Task to complete »
Copy the data below word for word and line for line, leaving out the pictures.

Rows from a layout dataset »
· · · ·

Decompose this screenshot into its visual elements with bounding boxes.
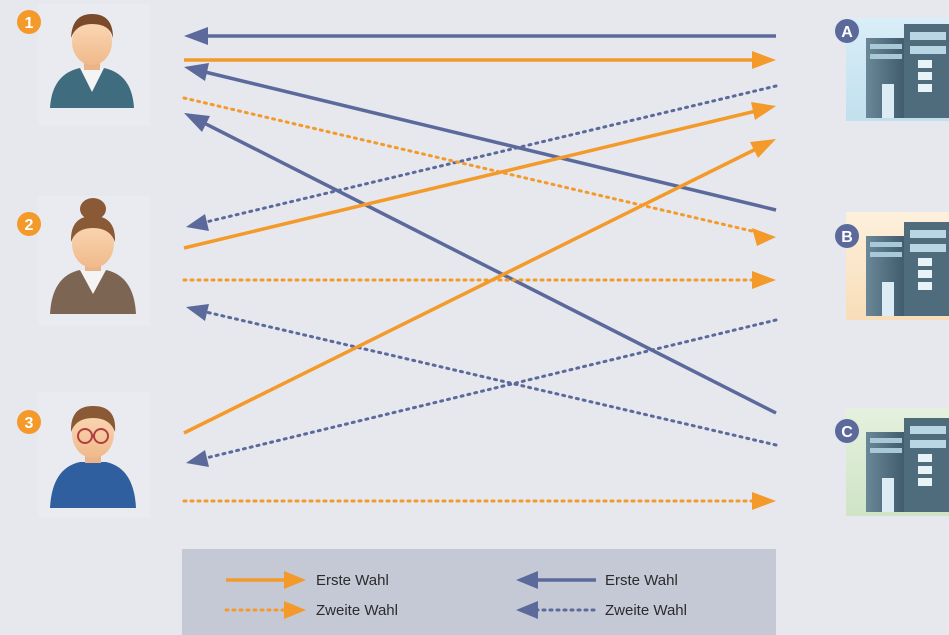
person-3-badge: [17, 410, 41, 434]
arrow-3-to-c-second-choice: [182, 492, 776, 510]
person-1-number: 1: [25, 15, 34, 32]
arrow-1-to-a-first-choice: [184, 51, 776, 69]
legend-orange-solid-label: Erste Wahl: [316, 572, 389, 589]
arrow-1-to-b-second-choice: [182, 96, 776, 246]
company-a: A: [835, 18, 949, 121]
person-1: 1: [17, 4, 150, 126]
person-3-number: 3: [25, 415, 34, 432]
boy-with-glasses-icon: [50, 406, 136, 508]
person-1-badge: [17, 10, 41, 34]
legend: Erste Wahl Zweite Wahl Erste Wahl Zweite…: [182, 549, 776, 635]
legend-blue-dotted: Zweite Wahl: [516, 601, 687, 619]
building-icon: [866, 222, 949, 316]
building-icon: [866, 418, 949, 512]
arrow-c-to-1-first-choice: [184, 113, 777, 415]
person-2: 2: [17, 196, 150, 326]
legend-orange-dotted: Zweite Wahl: [224, 601, 398, 619]
company-b-letter: B: [841, 229, 853, 246]
company-a-badge: [835, 19, 859, 43]
legend-orange-solid: Erste Wahl: [226, 571, 389, 589]
legend-blue-solid-label: Erste Wahl: [605, 572, 678, 589]
arrow-3-to-a-first-choice: [183, 139, 776, 435]
legend-blue-dotted-label: Zweite Wahl: [605, 602, 687, 619]
company-c-badge: [835, 419, 859, 443]
arrow-c-to-2-second-choice: [186, 304, 778, 447]
woman-icon: [50, 198, 136, 314]
legend-blue-solid: Erste Wahl: [516, 571, 678, 589]
company-c: C: [835, 408, 949, 516]
legend-orange-dotted-label: Zweite Wahl: [316, 602, 398, 619]
legend-box: [182, 549, 776, 635]
person-3: 3: [17, 392, 150, 518]
arrow-a-to-2-second-choice: [186, 84, 778, 231]
arrow-2-to-b-second-choice: [182, 271, 776, 289]
person-2-number: 2: [25, 217, 34, 234]
arrow-b-to-1-first-choice: [184, 63, 777, 212]
company-b-badge: [835, 224, 859, 248]
building-icon: [866, 24, 949, 118]
arrow-a-to-1-first-choice: [184, 27, 776, 45]
person-2-badge: [17, 212, 41, 236]
arrow-2-to-a-first-choice: [183, 102, 776, 250]
arrow-b-to-3-second-choice: [186, 318, 778, 467]
man-icon: [50, 14, 134, 108]
company-a-letter: A: [841, 24, 853, 41]
company-c-letter: C: [841, 424, 853, 441]
company-b: B: [835, 212, 949, 320]
preference-arrows: [182, 27, 778, 510]
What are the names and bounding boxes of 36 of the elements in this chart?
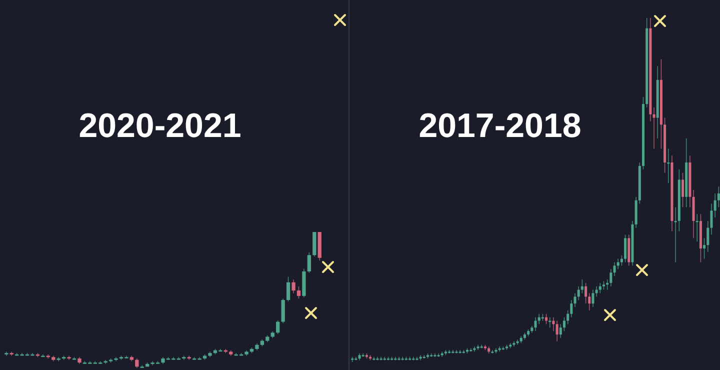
candlestick [613,262,616,276]
candlestick [292,279,296,294]
text: 2017-2018 [418,107,582,145]
candlestick [286,276,290,302]
candlestick [281,298,285,324]
candlestick [592,289,594,308]
candlestick [559,324,562,338]
candlestick [610,268,612,287]
candlestick [624,234,627,263]
candlestick [556,320,558,342]
candlestick [307,252,311,274]
candlestick [598,282,602,294]
candlestick [577,286,580,300]
candlestick [296,286,301,300]
candlestick [681,172,684,208]
chart-title: 2020-2021 [78,107,242,145]
candlestick [588,292,591,311]
candlestick [566,310,570,325]
candlestick [652,107,656,150]
candlestick [552,316,555,332]
candlestick [10,351,14,356]
candlestick [276,320,280,334]
candlestick [580,279,584,294]
candlestick [4,351,8,356]
candlestick [584,282,588,304]
candlestick [534,316,537,332]
candlestick [548,316,552,328]
candlestick [714,193,716,218]
candlestick [562,316,566,332]
candlestick [616,258,620,270]
candlestick [703,238,706,260]
candlestick [494,348,498,354]
candlestick [717,186,720,208]
candlestick [135,358,139,368]
candlestick [570,300,573,318]
candlestick [312,232,316,257]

· · · ·

Problem solution »
Decompose this screenshot into its visual elements with bounding boxes.
person-3-badge: [17, 410, 41, 434]
arrow-3-to-c-second-choice: [182, 492, 776, 510]
person-1-number: 1: [25, 15, 34, 32]
arrow-1-to-a-first-choice: [184, 51, 776, 69]
legend-orange-solid-label: Erste Wahl: [316, 572, 389, 589]
arrow-1-to-b-second-choice: [182, 96, 776, 246]
company-a: A: [835, 18, 949, 121]
person-1: 1: [17, 4, 150, 126]
person-3-number: 3: [25, 415, 34, 432]
boy-with-glasses-icon: [50, 406, 136, 508]
person-1-badge: [17, 10, 41, 34]
legend: Erste Wahl Zweite Wahl Erste Wahl Zweite…: [182, 549, 776, 635]
legend-blue-dotted: Zweite Wahl: [516, 601, 687, 619]
building-icon: [866, 222, 949, 316]
building-icon: [866, 418, 949, 512]
arrow-c-to-1-first-choice: [184, 113, 777, 415]
person-2: 2: [17, 196, 150, 326]
legend-orange-dotted: Zweite Wahl: [224, 601, 398, 619]
company-b-letter: B: [841, 229, 853, 246]
company-a-badge: [835, 19, 859, 43]
legend-orange-solid: Erste Wahl: [226, 571, 389, 589]
legend-blue-solid-label: Erste Wahl: [605, 572, 678, 589]
arrow-3-to-a-first-choice: [183, 139, 776, 435]
legend-blue-dotted-label: Zweite Wahl: [605, 602, 687, 619]
company-c-badge: [835, 419, 859, 443]
arrow-c-to-2-second-choice: [186, 304, 778, 447]
woman-icon: [50, 198, 136, 314]
legend-blue-solid: Erste Wahl: [516, 571, 678, 589]
company-c: C: [835, 408, 949, 516]
legend-orange-dotted-label: Zweite Wahl: [316, 602, 398, 619]
legend-box: [182, 549, 776, 635]
person-3: 3: [17, 392, 150, 518]
arrow-a-to-2-second-choice: [186, 84, 778, 231]
arrow-2-to-b-second-choice: [182, 271, 776, 289]
person-2-number: 2: [25, 217, 34, 234]
arrow-b-to-1-first-choice: [184, 63, 777, 212]
company-b-badge: [835, 224, 859, 248]
building-icon: [866, 24, 949, 118]
arrow-a-to-1-first-choice: [184, 27, 776, 45]
person-2-badge: [17, 212, 41, 236]
arrow-2-to-a-first-choice: [183, 102, 776, 250]
arrow-b-to-3-second-choice: [186, 318, 778, 467]
man-icon: [50, 14, 134, 108]
company-a-letter: A: [841, 24, 853, 41]
company-c-letter: C: [841, 424, 853, 441]
company-b: B: [835, 212, 949, 320]
preference-arrows: [182, 27, 778, 510]
What are the names and bounding boxes of 36 of the elements in this chart?
candlestick [613,262,616,276]
candlestick [292,279,296,294]
text: 2017-2018 [418,107,582,145]
candlestick [286,276,290,302]
candlestick [281,298,285,324]
candlestick [592,289,594,308]
candlestick [559,324,562,338]
candlestick [610,268,612,287]
candlestick [624,234,627,263]
candlestick [556,320,558,342]
candlestick [307,252,311,274]
candlestick [598,282,602,294]
candlestick [577,286,580,300]
candlestick [296,286,301,300]
candlestick [681,172,684,208]
chart-title: 2020-2021 [78,107,242,145]
candlestick [588,292,591,311]
candlestick [566,310,570,325]
candlestick [652,107,656,150]
candlestick [552,316,555,332]
candlestick [10,351,14,356]
candlestick [276,320,280,334]
candlestick [580,279,584,294]
candlestick [4,351,8,356]
candlestick [584,282,588,304]
candlestick [534,316,537,332]
candlestick [548,316,552,328]
candlestick [714,193,716,218]
candlestick [562,316,566,332]
candlestick [616,258,620,270]
candlestick [703,238,706,260]
candlestick [494,348,498,354]
candlestick [717,186,720,208]
candlestick [135,358,139,368]
candlestick [570,300,573,318]
candlestick [312,232,316,257]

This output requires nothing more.